Goal:
Would you quote every entry exactly, dropping only the pictures?

Source data:
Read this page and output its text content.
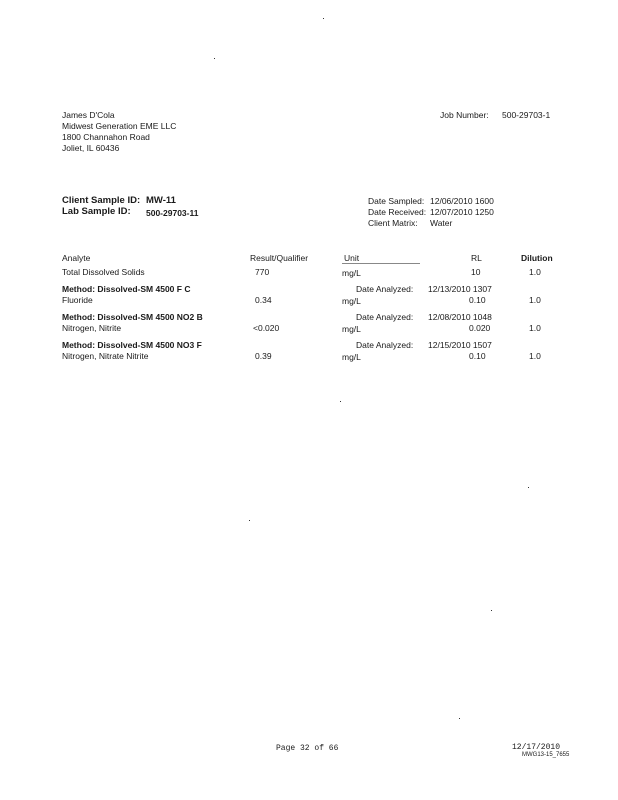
James D'Cola
Midwest Generation EME LLC
1800 Channahon Road
Joliet, IL 60436
Job Number: 500-29703-1
Client Sample ID: MW-11
Lab Sample ID: 500-29703-11
Date Sampled: 12/06/2010 1600
Date Received: 12/07/2010 1250
Client Matrix: Water
Analyte	Result/Qualifier	Unit	RL	Dilution
Total Dissolved Solids	770	mg/L	10	1.0
Method: Dissolved-SM 4500 F C	Date Analyzed: 12/13/2010 1307
Fluoride	0.34	mg/L	0.10	1.0
Method: Dissolved-SM 4500 NO2 B	Date Analyzed: 12/08/2010 1048
Nitrogen, Nitrite	<0.020	mg/L	0.020	1.0
Method: Dissolved-SM 4500 NO3 F	Date Analyzed: 12/15/2010 1507
Nitrogen, Nitrate Nitrite	0.39	mg/L	0.10	1.0
Page 32 of 66	12/17/2010
MWG13-15_7655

Task output:
Read this page and output its text content.
James D'Cola
Midwest Generation EME LLC
1800 Channahon Road
Joliet, IL 60436
Job Number: 500-29703-1
Client Sample ID: MW-11
Lab Sample ID: 500-29703-11
Date Sampled: 12/06/2010 1600
Date Received: 12/07/2010 1250
Client Matrix: Water
Analyte	Result/Qualifier	Unit	RL	Dilution
Total Dissolved Solids	770	mg/L	10	1.0
Method: Dissolved-SM 4500 F C	Date Analyzed: 12/13/2010 1307
Fluoride	0.34	mg/L	0.10	1.0
Method: Dissolved-SM 4500 NO2 B	Date Analyzed: 12/08/2010 1048
Nitrogen, Nitrite	<0.020	mg/L	0.020	1.0
Method: Dissolved-SM 4500 NO3 F	Date Analyzed: 12/15/2010 1507
Nitrogen, Nitrate Nitrite	0.39	mg/L	0.10	1.0
Page 32 of 66	12/17/2010
MWG13-15_7655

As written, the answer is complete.